__Stated task__. Repeat each record exactly. Any picture gets left out.

__Dataset entries__.
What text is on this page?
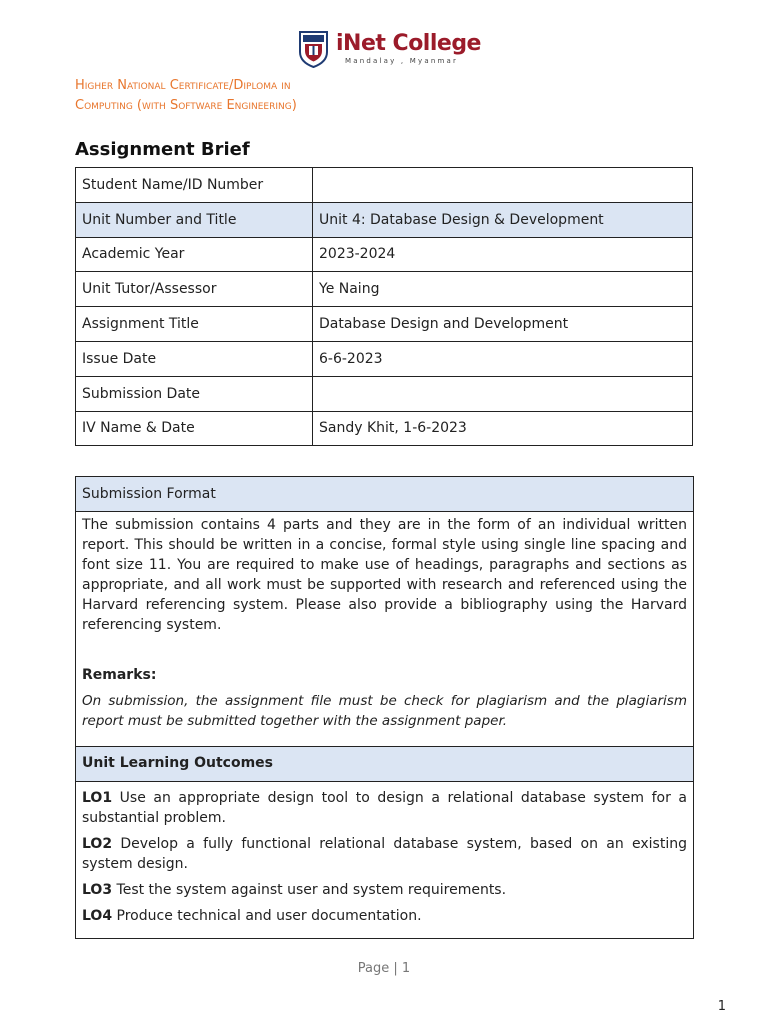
iNet College
Mandalay , Myanmar
Higher National Certificate/Diploma in
Computing (with Software Engineering)
Assignment Brief
Student Name/ID Number	
Unit Number and Title	Unit 4: Database Design & Development
Academic Year	2023-2024
Unit Tutor/Assessor	Ye Naing
Assignment Title	Database Design and Development
Issue Date	6-6-2023
Submission Date	
IV Name & Date	Sandy Khit, 1-6-2023
Submission Format
The submission contains 4 parts and they are in the form of an individual written report. This should be written in a concise, formal style using single line spacing and font size 11. You are required to make use of headings, paragraphs and sections as appropriate, and all work must be supported with research and referenced using the Harvard referencing system. Please also provide a bibliography using the Harvard referencing system.
Remarks:
On submission, the assignment file must be check for plagiarism and the plagiarism report must be submitted together with the assignment paper.
Unit Learning Outcomes
LO1 Use an appropriate design tool to design a relational database system for a substantial problem.
LO2 Develop a fully functional relational database system, based on an existing system design.
LO3 Test the system against user and system requirements.
LO4 Produce technical and user documentation.
Page | 1
1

__Result below__.
What text is on this page?
iNet College
Mandalay , Myanmar
Higher National Certificate/Diploma in
Computing (with Software Engineering)
Assignment Brief
Student Name/ID Number	
Unit Number and Title	Unit 4: Database Design & Development
Academic Year	2023-2024
Unit Tutor/Assessor	Ye Naing
Assignment Title	Database Design and Development
Issue Date	6-6-2023
Submission Date	
IV Name & Date	Sandy Khit, 1-6-2023
Submission Format
The submission contains 4 parts and they are in the form of an individual written report. This should be written in a concise, formal style using single line spacing and font size 11. You are required to make use of headings, paragraphs and sections as appropriate, and all work must be supported with research and referenced using the Harvard referencing system. Please also provide a bibliography using the Harvard referencing system.
Remarks:
On submission, the assignment file must be check for plagiarism and the plagiarism report must be submitted together with the assignment paper.
Unit Learning Outcomes
LO1 Use an appropriate design tool to design a relational database system for a substantial problem.
LO2 Develop a fully functional relational database system, based on an existing system design.
LO3 Test the system against user and system requirements.
LO4 Produce technical and user documentation.
Page | 1
1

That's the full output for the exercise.